-- Start Dataset content --

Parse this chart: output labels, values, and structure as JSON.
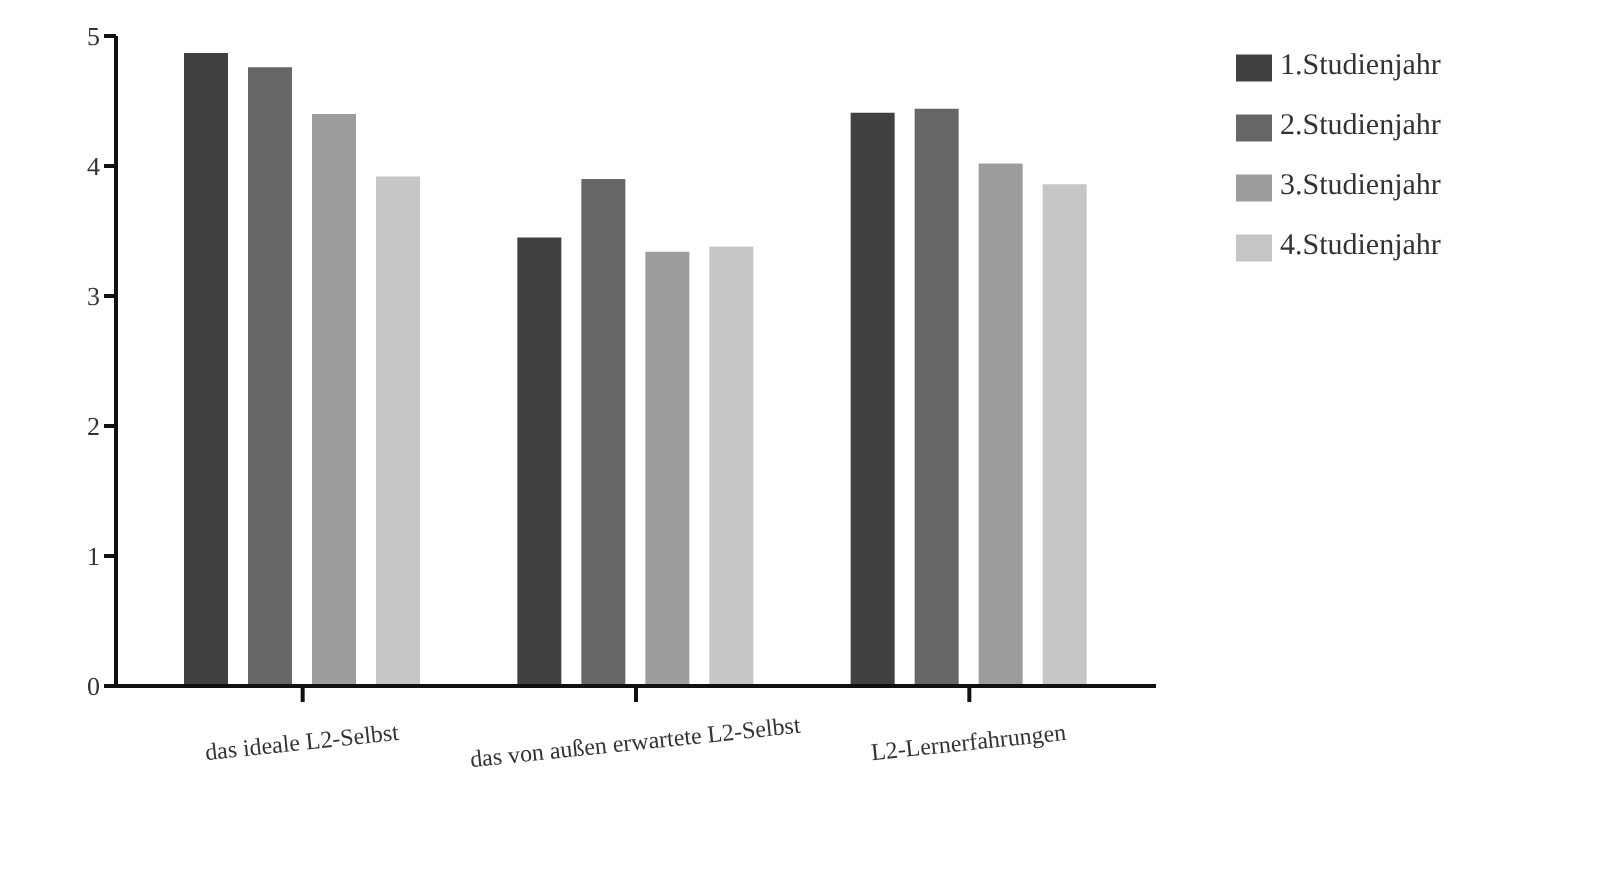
{
  "chart_data": {
    "type": "bar",
    "categories": [
      "das ideale L2-Selbst",
      "das von außen erwartete L2-Selbst",
      "L2-Lernerfahrungen"
    ],
    "series": [
      {
        "name": "1.Studienjahr",
        "color": "#414141",
        "values": [
          4.87,
          3.45,
          4.41
        ]
      },
      {
        "name": "2.Studienjahr",
        "color": "#666666",
        "values": [
          4.76,
          3.9,
          4.44
        ]
      },
      {
        "name": "3.Studienjahr",
        "color": "#9c9c9c",
        "values": [
          4.4,
          3.34,
          4.02
        ]
      },
      {
        "name": "4.Studienjahr",
        "color": "#c6c6c6",
        "values": [
          3.92,
          3.38,
          3.86
        ]
      }
    ],
    "ylim": [
      0,
      5
    ],
    "yticks": [
      0,
      1,
      2,
      3,
      4,
      5
    ],
    "grid": false,
    "legend": "right"
  }
}
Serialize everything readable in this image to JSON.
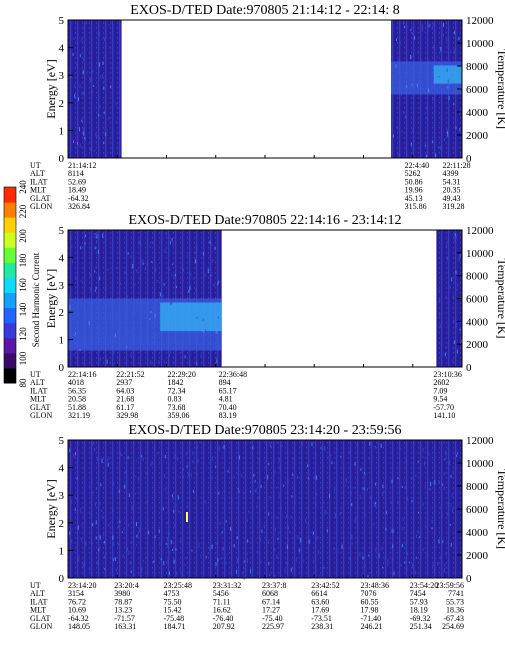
{
  "colors": {
    "background": "#2a1f9e",
    "band_light": "#3a5fe0",
    "band_mid": "#2f3fcc",
    "bright": "#33d6ff",
    "spot": "#ffff66"
  },
  "colorbar": {
    "label": "Second Harmonic Current",
    "ticks": [
      "80",
      "100",
      "120",
      "140",
      "160",
      "180",
      "200",
      "220",
      "240"
    ],
    "colors": [
      "#000000",
      "#3a0a6a",
      "#5a16a8",
      "#3a3ad8",
      "#1f66ff",
      "#16a0ff",
      "#12d8ff",
      "#22e8a0",
      "#66ff33",
      "#ccff22",
      "#ffd000",
      "#ff8000",
      "#ff2a00"
    ]
  },
  "chart_data": [
    {
      "type": "heatmap",
      "title": "EXOS-D/TED   Date:970805  21:14:12 - 22:14: 8",
      "ylabel": "Energy [eV]",
      "y2label": "Temperature [K]",
      "yticks": [
        "0",
        "1",
        "2",
        "3",
        "4",
        "5"
      ],
      "y2ticks": [
        "0",
        "2000",
        "4000",
        "6000",
        "8000",
        "10000",
        "12000"
      ],
      "ylim": [
        0,
        5
      ],
      "y2lim": [
        0,
        12000
      ],
      "data_spans": [
        [
          0,
          0.136
        ],
        [
          0.82,
          1.0
        ]
      ],
      "bands": [
        {
          "span_index": 1,
          "from": 2.3,
          "to": 3.5
        }
      ],
      "ephemeris": {
        "labels": [
          "UT",
          "ALT",
          "ILAT",
          "MLT",
          "GLAT",
          "GLON"
        ],
        "columns": [
          {
            "frac": 0.0,
            "values": [
              "21:14:12",
              "8114",
              "52.69",
              "18.49",
              "-64.32",
              "326.84"
            ]
          },
          {
            "frac": 0.862,
            "values": [
              "22:4:40",
              "5262",
              "50.86",
              "19.96",
              "45.13",
              "315.86"
            ]
          },
          {
            "frac": 0.958,
            "values": [
              "22:11:28",
              "4399",
              "54.31",
              "20.35",
              "49.43",
              "319.28"
            ]
          }
        ]
      }
    },
    {
      "type": "heatmap",
      "title": "EXOS-D/TED   Date:970805  22:14:16 - 23:14:12",
      "ylabel": "Energy [eV]",
      "y2label": "Temperature [K]",
      "yticks": [
        "0",
        "1",
        "2",
        "3",
        "4",
        "5"
      ],
      "y2ticks": [
        "0",
        "2000",
        "4000",
        "6000",
        "8000",
        "10000",
        "12000"
      ],
      "ylim": [
        0,
        5
      ],
      "y2lim": [
        0,
        12000
      ],
      "data_spans": [
        [
          0,
          0.39
        ],
        [
          0.935,
          1.0
        ]
      ],
      "bands": [
        {
          "span_index": 0,
          "from": 0.6,
          "to": 2.5
        }
      ],
      "ephemeris": {
        "labels": [
          "UT",
          "ALT",
          "ILAT",
          "MLT",
          "GLAT",
          "GLON"
        ],
        "columns": [
          {
            "frac": 0.0,
            "values": [
              "22:14:16",
              "4018",
              "56.35",
              "20.58",
              "51.88",
              "321.19"
            ]
          },
          {
            "frac": 0.13,
            "values": [
              "22:21:52",
              "2937",
              "64.03",
              "21.68",
              "61.17",
              "329.98"
            ]
          },
          {
            "frac": 0.26,
            "values": [
              "22:29:20",
              "1842",
              "72.34",
              "0.83",
              "73.68",
              "359.06"
            ]
          },
          {
            "frac": 0.39,
            "values": [
              "22:36:48",
              "894",
              "65.17",
              "4.81",
              "70.40",
              "83.19"
            ]
          },
          {
            "frac": 0.935,
            "values": [
              "23:10:36",
              "2602",
              "7.09",
              "9.54",
              "-57.70",
              "141.10"
            ]
          }
        ]
      }
    },
    {
      "type": "heatmap",
      "title": "EXOS-D/TED   Date:970805  23:14:20 - 23:59:56",
      "ylabel": "Energy [eV]",
      "y2label": "Temperature [K]",
      "yticks": [
        "0",
        "1",
        "2",
        "3",
        "4",
        "5"
      ],
      "y2ticks": [
        "0",
        "2000",
        "4000",
        "6000",
        "8000",
        "10000",
        "12000"
      ],
      "ylim": [
        0,
        5
      ],
      "y2lim": [
        0,
        12000
      ],
      "data_spans": [
        [
          0,
          1.0
        ]
      ],
      "bands": [],
      "ephemeris": {
        "labels": [
          "UT",
          "ALT",
          "ILAT",
          "MLT",
          "GLAT",
          "GLON"
        ],
        "columns": [
          {
            "frac": 0.0,
            "values": [
              "23:14:20",
              "3154",
              "76.72",
              "10.69",
              "-64.32",
              "148.05"
            ]
          },
          {
            "frac": 0.125,
            "values": [
              "23:20:4",
              "3980",
              "78.87",
              "13.23",
              "-71.57",
              "163.31"
            ]
          },
          {
            "frac": 0.25,
            "values": [
              "23:25:48",
              "4753",
              "75.50",
              "15.42",
              "-75.48",
              "184.71"
            ]
          },
          {
            "frac": 0.375,
            "values": [
              "23:31:32",
              "5456",
              "71.11",
              "16.62",
              "-76.40",
              "207.92"
            ]
          },
          {
            "frac": 0.5,
            "values": [
              "23:37:8",
              "6068",
              "67.14",
              "17.27",
              "-75.40",
              "225.97"
            ]
          },
          {
            "frac": 0.625,
            "values": [
              "23:42:52",
              "6614",
              "63.60",
              "17.69",
              "-73.51",
              "238.31"
            ]
          },
          {
            "frac": 0.75,
            "values": [
              "23:48:36",
              "7076",
              "60.55",
              "17.98",
              "-71.40",
              "246.21"
            ]
          },
          {
            "frac": 0.875,
            "values": [
              "23:54:20",
              "7454",
              "57.93",
              "18.19",
              "-69.32",
              "251.34"
            ]
          },
          {
            "frac": 1.0,
            "values": [
              "23:59:56",
              "7741",
              "55.73",
              "18.36",
              "-67.43",
              "254.69"
            ]
          }
        ]
      }
    }
  ]
}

-- End Dataset content --

**What you have to do:** Copy the listing in full and without alteration, omitting every picture.

**Result of the task:**
Parse this chart: output labels, values, and structure as JSON.
{
  "chart_data": {
    "type": "bar",
    "categories": [
      "das ideale L2-Selbst",
      "das von außen erwartete L2-Selbst",
      "L2-Lernerfahrungen"
    ],
    "series": [
      {
        "name": "1.Studienjahr",
        "color": "#414141",
        "values": [
          4.87,
          3.45,
          4.41
        ]
      },
      {
        "name": "2.Studienjahr",
        "color": "#666666",
        "values": [
          4.76,
          3.9,
          4.44
        ]
      },
      {
        "name": "3.Studienjahr",
        "color": "#9c9c9c",
        "values": [
          4.4,
          3.34,
          4.02
        ]
      },
      {
        "name": "4.Studienjahr",
        "color": "#c6c6c6",
        "values": [
          3.92,
          3.38,
          3.86
        ]
      }
    ],
    "ylim": [
      0,
      5
    ],
    "yticks": [
      0,
      1,
      2,
      3,
      4,
      5
    ],
    "grid": false,
    "legend": "right"
  }
}
Serialize everything readable in this image to JSON.
{
  "colors": {
    "background": "#2a1f9e",
    "band_light": "#3a5fe0",
    "band_mid": "#2f3fcc",
    "bright": "#33d6ff",
    "spot": "#ffff66"
  },
  "colorbar": {
    "label": "Second Harmonic Current",
    "ticks": [
      "80",
      "100",
      "120",
      "140",
      "160",
      "180",
      "200",
      "220",
      "240"
    ],
    "colors": [
      "#000000",
      "#3a0a6a",
      "#5a16a8",
      "#3a3ad8",
      "#1f66ff",
      "#16a0ff",
      "#12d8ff",
      "#22e8a0",
      "#66ff33",
      "#ccff22",
      "#ffd000",
      "#ff8000",
      "#ff2a00"
    ]
  },
  "chart_data": [
    {
      "type": "heatmap",
      "title": "EXOS-D/TED   Date:970805  21:14:12 - 22:14: 8",
      "ylabel": "Energy [eV]",
      "y2label": "Temperature [K]",
      "yticks": [
        "0",
        "1",
        "2",
        "3",
        "4",
        "5"
      ],
      "y2ticks": [
        "0",
        "2000",
        "4000",
        "6000",
        "8000",
        "10000",
        "12000"
      ],
      "ylim": [
        0,
        5
      ],
      "y2lim": [
        0,
        12000
      ],
      "data_spans": [
        [
          0,
          0.136
        ],
        [
          0.82,
          1.0
        ]
      ],
      "bands": [
        {
          "span_index": 1,
          "from": 2.3,
          "to": 3.5
        }
      ],
      "ephemeris": {
        "labels": [
          "UT",
          "ALT",
          "ILAT",
          "MLT",
          "GLAT",
          "GLON"
        ],
        "columns": [
          {
            "frac": 0.0,
            "values": [
              "21:14:12",
              "8114",
              "52.69",
              "18.49",
              "-64.32",
              "326.84"
            ]
          },
          {
            "frac": 0.862,
            "values": [
              "22:4:40",
              "5262",
              "50.86",
              "19.96",
              "45.13",
              "315.86"
            ]
          },
          {
            "frac": 0.958,
            "values": [
              "22:11:28",
              "4399",
              "54.31",
              "20.35",
              "49.43",
              "319.28"
            ]
          }
        ]
      }
    },
    {
      "type": "heatmap",
      "title": "EXOS-D/TED   Date:970805  22:14:16 - 23:14:12",
      "ylabel": "Energy [eV]",
      "y2label": "Temperature [K]",
      "yticks": [
        "0",
        "1",
        "2",
        "3",
        "4",
        "5"
      ],
      "y2ticks": [
        "0",
        "2000",
        "4000",
        "6000",
        "8000",
        "10000",
        "12000"
      ],
      "ylim": [
        0,
        5
      ],
      "y2lim": [
        0,
        12000
      ],
      "data_spans": [
        [
          0,
          0.39
        ],
        [
          0.935,
          1.0
        ]
      ],
      "bands": [
        {
          "span_index": 0,
          "from": 0.6,
          "to": 2.5
        }
      ],
      "ephemeris": {
        "labels": [
          "UT",
          "ALT",
          "ILAT",
          "MLT",
          "GLAT",
          "GLON"
        ],
        "columns": [
          {
            "frac": 0.0,
            "values": [
              "22:14:16",
              "4018",
              "56.35",
              "20.58",
              "51.88",
              "321.19"
            ]
          },
          {
            "frac": 0.13,
            "values": [
              "22:21:52",
              "2937",
              "64.03",
              "21.68",
              "61.17",
              "329.98"
            ]
          },
          {
            "frac": 0.26,
            "values": [
              "22:29:20",
              "1842",
              "72.34",
              "0.83",
              "73.68",
              "359.06"
            ]
          },
          {
            "frac": 0.39,
            "values": [
              "22:36:48",
              "894",
              "65.17",
              "4.81",
              "70.40",
              "83.19"
            ]
          },
          {
            "frac": 0.935,
            "values": [
              "23:10:36",
              "2602",
              "7.09",
              "9.54",
              "-57.70",
              "141.10"
            ]
          }
        ]
      }
    },
    {
      "type": "heatmap",
      "title": "EXOS-D/TED   Date:970805  23:14:20 - 23:59:56",
      "ylabel": "Energy [eV]",
      "y2label": "Temperature [K]",
      "yticks": [
        "0",
        "1",
        "2",
        "3",
        "4",
        "5"
      ],
      "y2ticks": [
        "0",
        "2000",
        "4000",
        "6000",
        "8000",
        "10000",
        "12000"
      ],
      "ylim": [
        0,
        5
      ],
      "y2lim": [
        0,
        12000
      ],
      "data_spans": [
        [
          0,
          1.0
        ]
      ],
      "bands": [],
      "ephemeris": {
        "labels": [
          "UT",
          "ALT",
          "ILAT",
          "MLT",
          "GLAT",
          "GLON"
        ],
        "columns": [
          {
            "frac": 0.0,
            "values": [
              "23:14:20",
              "3154",
              "76.72",
              "10.69",
              "-64.32",
              "148.05"
            ]
          },
          {
            "frac": 0.125,
            "values": [
              "23:20:4",
              "3980",
              "78.87",
              "13.23",
              "-71.57",
              "163.31"
            ]
          },
          {
            "frac": 0.25,
            "values": [
              "23:25:48",
              "4753",
              "75.50",
              "15.42",
              "-75.48",
              "184.71"
            ]
          },
          {
            "frac": 0.375,
            "values": [
              "23:31:32",
              "5456",
              "71.11",
              "16.62",
              "-76.40",
              "207.92"
            ]
          },
          {
            "frac": 0.5,
            "values": [
              "23:37:8",
              "6068",
              "67.14",
              "17.27",
              "-75.40",
              "225.97"
            ]
          },
          {
            "frac": 0.625,
            "values": [
              "23:42:52",
              "6614",
              "63.60",
              "17.69",
              "-73.51",
              "238.31"
            ]
          },
          {
            "frac": 0.75,
            "values": [
              "23:48:36",
              "7076",
              "60.55",
              "17.98",
              "-71.40",
              "246.21"
            ]
          },
          {
            "frac": 0.875,
            "values": [
              "23:54:20",
              "7454",
              "57.93",
              "18.19",
              "-69.32",
              "251.34"
            ]
          },
          {
            "frac": 1.0,
            "values": [
              "23:59:56",
              "7741",
              "55.73",
              "18.36",
              "-67.43",
              "254.69"
            ]
          }
        ]
      }
    }
  ]
}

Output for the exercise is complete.